# Given information start

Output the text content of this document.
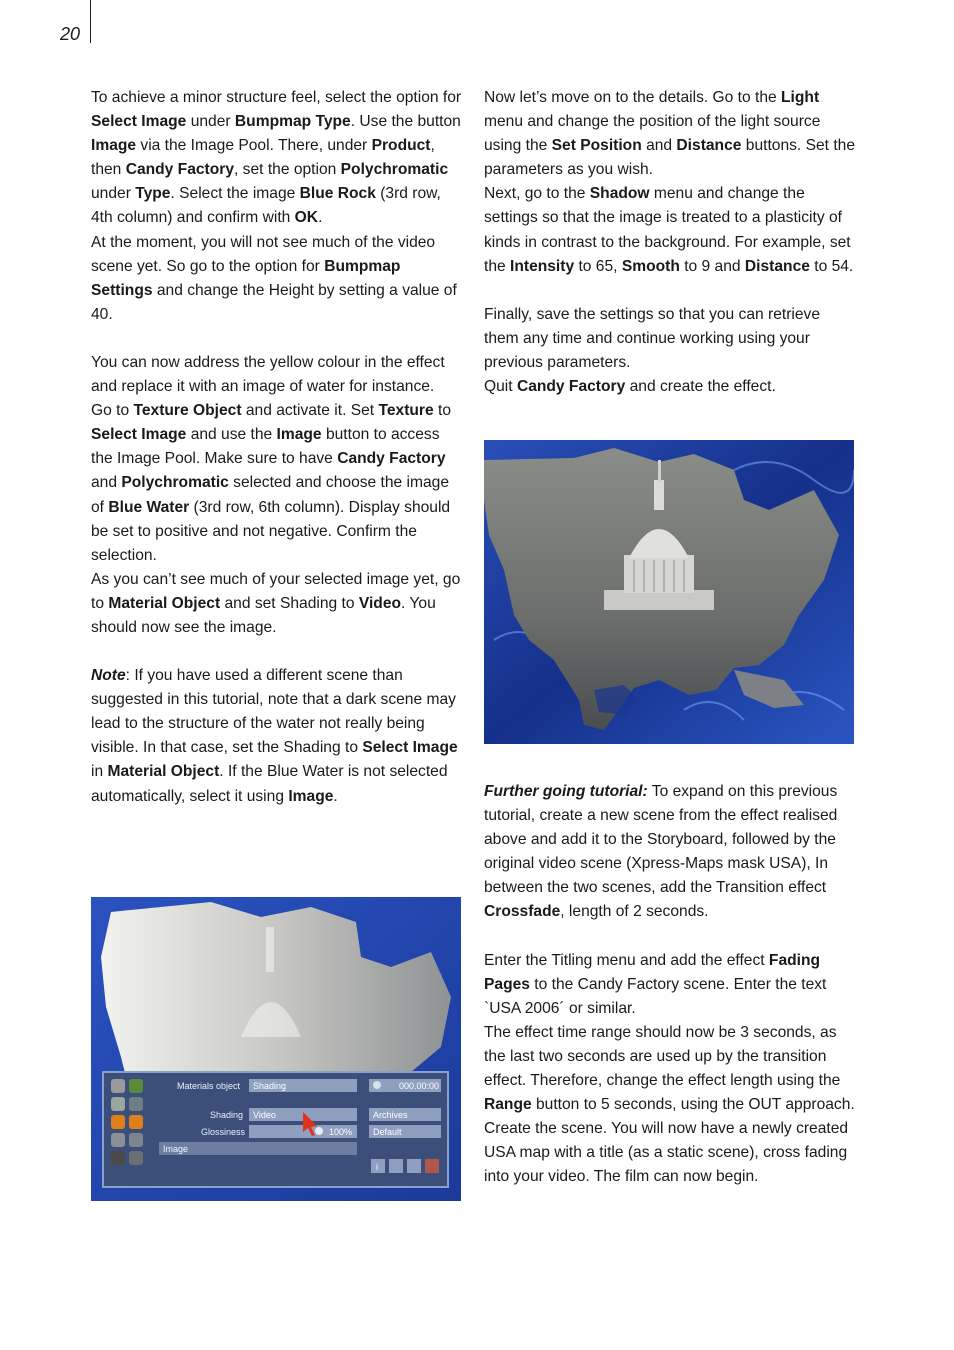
20

To achieve a minor structure feel, select the option for Select Image under Bumpmap Type. Use the button Image via the Image Pool. There, under Product, then Candy Factory, set the option Polychromatic under Type. Select the image Blue Rock (3rd row, 4th column) and confirm with OK.

At the moment, you will not see much of the video scene yet. So go to the option for Bumpmap Settings and change the Height by setting a value of 40.

You can now address the yellow colour in the effect and replace it with an image of water for instance.

Go to Texture Object and activate it. Set Texture to Select Image and use the Image button to access the Image Pool. Make sure to have Candy Factory and Polychromatic selected and choose the image of Blue Water (3rd row, 6th column). Display should be set to positive and not negative. Confirm the selection.

As you can’t see much of your selected image yet, go to Material Object and set Shading to Video. You should now see the image.

Note: If you have used a different scene than suggested in this tutorial, note that a dark scene may lead to the structure of the water not really being visible. In that case, set the Shading to Select Image in Material Object. If the Blue Water is not selected automatically, select it using Image.

Now let’s move on to the details. Go to the Light menu and change the position of the light source using the Set Position and Distance buttons. Set the parameters as you wish.

Next, go to the Shadow menu and change the settings so that the image is treated to a plasticity of kinds in contrast to the background. For example, set the Intensity to 65, Smooth to 9 and Distance to 54.

Finally, save the settings so that you can retrieve them any time and continue working using your previous parameters.

Quit Candy Factory and create the effect.

Further going tutorial: To expand on this previous tutorial, create a new scene from the effect realised above and add it to the Storyboard, followed by the original video scene (Xpress-Maps mask USA), In between the two scenes, add the Transition effect Crossfade, length of 2 seconds.

Enter the Titling menu and add the effect Fading Pages to the Candy Factory scene. Enter the text `USA 2006´ or similar.

The effect time range should now be 3 seconds, as the last two seconds are used up by the transition effect. Therefore, change the effect length using the Range button to 5 seconds, using the OUT approach. Create the scene. You will now have a newly created USA map with a title (as a static scene), cross fading into your video. The film can now begin.

Materials object Shading	000.00:00
Shading Video	Archives
Glossiness	100% Default
Image
i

# Given information end

> _Problem statement_:
Pick out the lines containing the string "previous".

> _Result for this exercise_:
Finally, save the settings so that you can retrieve them any time and continue working using your previous parameters.
Further going tutorial: To expand on this previous tutorial, create a new scene from the effect realised above and add it to the Storyboard, followed by the original video scene (Xpress-Maps mask USA), In between the two scenes, add the Transition effect Crossfade, length of 2 seconds.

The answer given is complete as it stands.